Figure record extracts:
• • • • •

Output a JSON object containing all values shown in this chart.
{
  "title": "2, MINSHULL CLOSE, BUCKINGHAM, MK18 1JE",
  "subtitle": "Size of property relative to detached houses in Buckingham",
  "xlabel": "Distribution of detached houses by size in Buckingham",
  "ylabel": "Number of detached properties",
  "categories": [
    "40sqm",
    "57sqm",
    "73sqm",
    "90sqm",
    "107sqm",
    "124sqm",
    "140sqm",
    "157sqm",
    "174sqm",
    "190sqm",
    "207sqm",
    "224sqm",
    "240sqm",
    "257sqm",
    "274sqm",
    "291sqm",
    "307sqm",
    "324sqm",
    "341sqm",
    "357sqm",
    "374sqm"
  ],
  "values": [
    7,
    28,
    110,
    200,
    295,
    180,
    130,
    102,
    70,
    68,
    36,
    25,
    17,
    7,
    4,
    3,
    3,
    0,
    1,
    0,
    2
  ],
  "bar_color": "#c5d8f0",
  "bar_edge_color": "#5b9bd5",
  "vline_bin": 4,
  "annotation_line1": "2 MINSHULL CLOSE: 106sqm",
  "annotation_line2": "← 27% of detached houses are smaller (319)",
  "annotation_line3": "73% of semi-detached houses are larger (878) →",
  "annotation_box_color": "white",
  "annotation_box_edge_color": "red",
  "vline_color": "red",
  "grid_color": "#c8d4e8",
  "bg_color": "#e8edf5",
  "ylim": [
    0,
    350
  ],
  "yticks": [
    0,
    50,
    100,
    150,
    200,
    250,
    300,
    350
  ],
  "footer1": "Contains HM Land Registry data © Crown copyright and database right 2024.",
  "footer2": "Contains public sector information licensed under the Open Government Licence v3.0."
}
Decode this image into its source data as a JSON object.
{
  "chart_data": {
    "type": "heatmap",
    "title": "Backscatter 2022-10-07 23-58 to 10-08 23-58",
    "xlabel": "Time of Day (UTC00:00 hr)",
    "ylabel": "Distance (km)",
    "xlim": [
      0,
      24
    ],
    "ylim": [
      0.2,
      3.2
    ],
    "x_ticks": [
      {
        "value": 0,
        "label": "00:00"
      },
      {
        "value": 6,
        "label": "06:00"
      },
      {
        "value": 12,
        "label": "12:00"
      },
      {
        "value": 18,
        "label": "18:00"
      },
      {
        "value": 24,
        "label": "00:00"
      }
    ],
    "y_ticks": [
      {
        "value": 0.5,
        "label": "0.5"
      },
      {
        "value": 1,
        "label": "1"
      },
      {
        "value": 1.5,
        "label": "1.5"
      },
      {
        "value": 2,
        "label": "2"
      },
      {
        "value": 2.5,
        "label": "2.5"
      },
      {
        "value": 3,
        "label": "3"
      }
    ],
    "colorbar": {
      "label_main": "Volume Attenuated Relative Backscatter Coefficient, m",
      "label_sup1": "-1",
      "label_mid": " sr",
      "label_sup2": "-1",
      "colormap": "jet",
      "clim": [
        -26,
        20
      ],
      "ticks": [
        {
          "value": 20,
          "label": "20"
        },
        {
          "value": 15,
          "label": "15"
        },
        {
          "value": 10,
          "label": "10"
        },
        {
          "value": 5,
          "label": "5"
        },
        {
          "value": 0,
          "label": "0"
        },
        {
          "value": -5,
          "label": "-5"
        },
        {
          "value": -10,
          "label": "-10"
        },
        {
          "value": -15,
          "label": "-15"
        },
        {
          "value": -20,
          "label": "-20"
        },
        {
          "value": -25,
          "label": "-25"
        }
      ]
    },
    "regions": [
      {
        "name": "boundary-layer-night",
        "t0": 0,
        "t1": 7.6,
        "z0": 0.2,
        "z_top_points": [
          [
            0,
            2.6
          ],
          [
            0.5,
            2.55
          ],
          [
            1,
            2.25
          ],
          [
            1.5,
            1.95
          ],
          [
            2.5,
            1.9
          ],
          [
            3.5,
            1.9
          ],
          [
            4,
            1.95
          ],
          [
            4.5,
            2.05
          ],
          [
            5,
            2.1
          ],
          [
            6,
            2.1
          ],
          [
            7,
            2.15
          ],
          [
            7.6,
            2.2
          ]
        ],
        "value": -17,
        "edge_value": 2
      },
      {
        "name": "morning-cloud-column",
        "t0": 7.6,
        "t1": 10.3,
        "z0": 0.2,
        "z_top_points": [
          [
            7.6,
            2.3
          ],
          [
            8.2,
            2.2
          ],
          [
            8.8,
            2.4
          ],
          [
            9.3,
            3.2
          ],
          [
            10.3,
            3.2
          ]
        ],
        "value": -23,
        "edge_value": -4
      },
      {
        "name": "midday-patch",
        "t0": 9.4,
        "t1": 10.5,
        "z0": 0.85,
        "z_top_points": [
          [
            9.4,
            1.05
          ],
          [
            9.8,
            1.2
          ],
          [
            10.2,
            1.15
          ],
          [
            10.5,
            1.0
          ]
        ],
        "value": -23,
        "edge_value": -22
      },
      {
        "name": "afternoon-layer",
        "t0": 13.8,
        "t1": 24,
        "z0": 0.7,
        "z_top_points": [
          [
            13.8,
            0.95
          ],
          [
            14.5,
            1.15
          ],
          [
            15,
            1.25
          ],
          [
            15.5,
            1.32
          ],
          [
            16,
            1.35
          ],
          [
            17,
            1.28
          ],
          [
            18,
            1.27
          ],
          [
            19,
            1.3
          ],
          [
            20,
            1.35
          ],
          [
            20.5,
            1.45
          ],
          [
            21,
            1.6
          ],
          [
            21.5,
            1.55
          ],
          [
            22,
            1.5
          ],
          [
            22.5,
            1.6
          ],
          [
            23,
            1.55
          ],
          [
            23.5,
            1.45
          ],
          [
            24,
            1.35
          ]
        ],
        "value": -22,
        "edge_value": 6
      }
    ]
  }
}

• • • • •

**Problem to solve**
Write the listing out again, exactly as it reads.

**Exercise solution**
Output a JSON object containing all values shown in this chart.
{
  "title": "2, MINSHULL CLOSE, BUCKINGHAM, MK18 1JE",
  "subtitle": "Size of property relative to detached houses in Buckingham",
  "xlabel": "Distribution of detached houses by size in Buckingham",
  "ylabel": "Number of detached properties",
  "categories": [
    "40sqm",
    "57sqm",
    "73sqm",
    "90sqm",
    "107sqm",
    "124sqm",
    "140sqm",
    "157sqm",
    "174sqm",
    "190sqm",
    "207sqm",
    "224sqm",
    "240sqm",
    "257sqm",
    "274sqm",
    "291sqm",
    "307sqm",
    "324sqm",
    "341sqm",
    "357sqm",
    "374sqm"
  ],
  "values": [
    7,
    28,
    110,
    200,
    295,
    180,
    130,
    102,
    70,
    68,
    36,
    25,
    17,
    7,
    4,
    3,
    3,
    0,
    1,
    0,
    2
  ],
  "bar_color": "#c5d8f0",
  "bar_edge_color": "#5b9bd5",
  "vline_bin": 4,
  "annotation_line1": "2 MINSHULL CLOSE: 106sqm",
  "annotation_line2": "← 27% of detached houses are smaller (319)",
  "annotation_line3": "73% of semi-detached houses are larger (878) →",
  "annotation_box_color": "white",
  "annotation_box_edge_color": "red",
  "vline_color": "red",
  "grid_color": "#c8d4e8",
  "bg_color": "#e8edf5",
  "ylim": [
    0,
    350
  ],
  "yticks": [
    0,
    50,
    100,
    150,
    200,
    250,
    300,
    350
  ],
  "footer1": "Contains HM Land Registry data © Crown copyright and database right 2024.",
  "footer2": "Contains public sector information licensed under the Open Government Licence v3.0."
}
Decode this image into its source data as a JSON object.
{
  "chart_data": {
    "type": "heatmap",
    "title": "Backscatter 2022-10-07 23-58 to 10-08 23-58",
    "xlabel": "Time of Day (UTC00:00 hr)",
    "ylabel": "Distance (km)",
    "xlim": [
      0,
      24
    ],
    "ylim": [
      0.2,
      3.2
    ],
    "x_ticks": [
      {
        "value": 0,
        "label": "00:00"
      },
      {
        "value": 6,
        "label": "06:00"
      },
      {
        "value": 12,
        "label": "12:00"
      },
      {
        "value": 18,
        "label": "18:00"
      },
      {
        "value": 24,
        "label": "00:00"
      }
    ],
    "y_ticks": [
      {
        "value": 0.5,
        "label": "0.5"
      },
      {
        "value": 1,
        "label": "1"
      },
      {
        "value": 1.5,
        "label": "1.5"
      },
      {
        "value": 2,
        "label": "2"
      },
      {
        "value": 2.5,
        "label": "2.5"
      },
      {
        "value": 3,
        "label": "3"
      }
    ],
    "colorbar": {
      "label_main": "Volume Attenuated Relative Backscatter Coefficient, m",
      "label_sup1": "-1",
      "label_mid": " sr",
      "label_sup2": "-1",
      "colormap": "jet",
      "clim": [
        -26,
        20
      ],
      "ticks": [
        {
          "value": 20,
          "label": "20"
        },
        {
          "value": 15,
          "label": "15"
        },
        {
          "value": 10,
          "label": "10"
        },
        {
          "value": 5,
          "label": "5"
        },
        {
          "value": 0,
          "label": "0"
        },
        {
          "value": -5,
          "label": "-5"
        },
        {
          "value": -10,
          "label": "-10"
        },
        {
          "value": -15,
          "label": "-15"
        },
        {
          "value": -20,
          "label": "-20"
        },
        {
          "value": -25,
          "label": "-25"
        }
      ]
    },
    "regions": [
      {
        "name": "boundary-layer-night",
        "t0": 0,
        "t1": 7.6,
        "z0": 0.2,
        "z_top_points": [
          [
            0,
            2.6
          ],
          [
            0.5,
            2.55
          ],
          [
            1,
            2.25
          ],
          [
            1.5,
            1.95
          ],
          [
            2.5,
            1.9
          ],
          [
            3.5,
            1.9
          ],
          [
            4,
            1.95
          ],
          [
            4.5,
            2.05
          ],
          [
            5,
            2.1
          ],
          [
            6,
            2.1
          ],
          [
            7,
            2.15
          ],
          [
            7.6,
            2.2
          ]
        ],
        "value": -17,
        "edge_value": 2
      },
      {
        "name": "morning-cloud-column",
        "t0": 7.6,
        "t1": 10.3,
        "z0": 0.2,
        "z_top_points": [
          [
            7.6,
            2.3
          ],
          [
            8.2,
            2.2
          ],
          [
            8.8,
            2.4
          ],
          [
            9.3,
            3.2
          ],
          [
            10.3,
            3.2
          ]
        ],
        "value": -23,
        "edge_value": -4
      },
      {
        "name": "midday-patch",
        "t0": 9.4,
        "t1": 10.5,
        "z0": 0.85,
        "z_top_points": [
          [
            9.4,
            1.05
          ],
          [
            9.8,
            1.2
          ],
          [
            10.2,
            1.15
          ],
          [
            10.5,
            1.0
          ]
        ],
        "value": -23,
        "edge_value": -22
      },
      {
        "name": "afternoon-layer",
        "t0": 13.8,
        "t1": 24,
        "z0": 0.7,
        "z_top_points": [
          [
            13.8,
            0.95
          ],
          [
            14.5,
            1.15
          ],
          [
            15,
            1.25
          ],
          [
            15.5,
            1.32
          ],
          [
            16,
            1.35
          ],
          [
            17,
            1.28
          ],
          [
            18,
            1.27
          ],
          [
            19,
            1.3
          ],
          [
            20,
            1.35
          ],
          [
            20.5,
            1.45
          ],
          [
            21,
            1.6
          ],
          [
            21.5,
            1.55
          ],
          [
            22,
            1.5
          ],
          [
            22.5,
            1.6
          ],
          [
            23,
            1.55
          ],
          [
            23.5,
            1.45
          ],
          [
            24,
            1.35
          ]
        ],
        "value": -22,
        "edge_value": 6
      }
    ]
  }
}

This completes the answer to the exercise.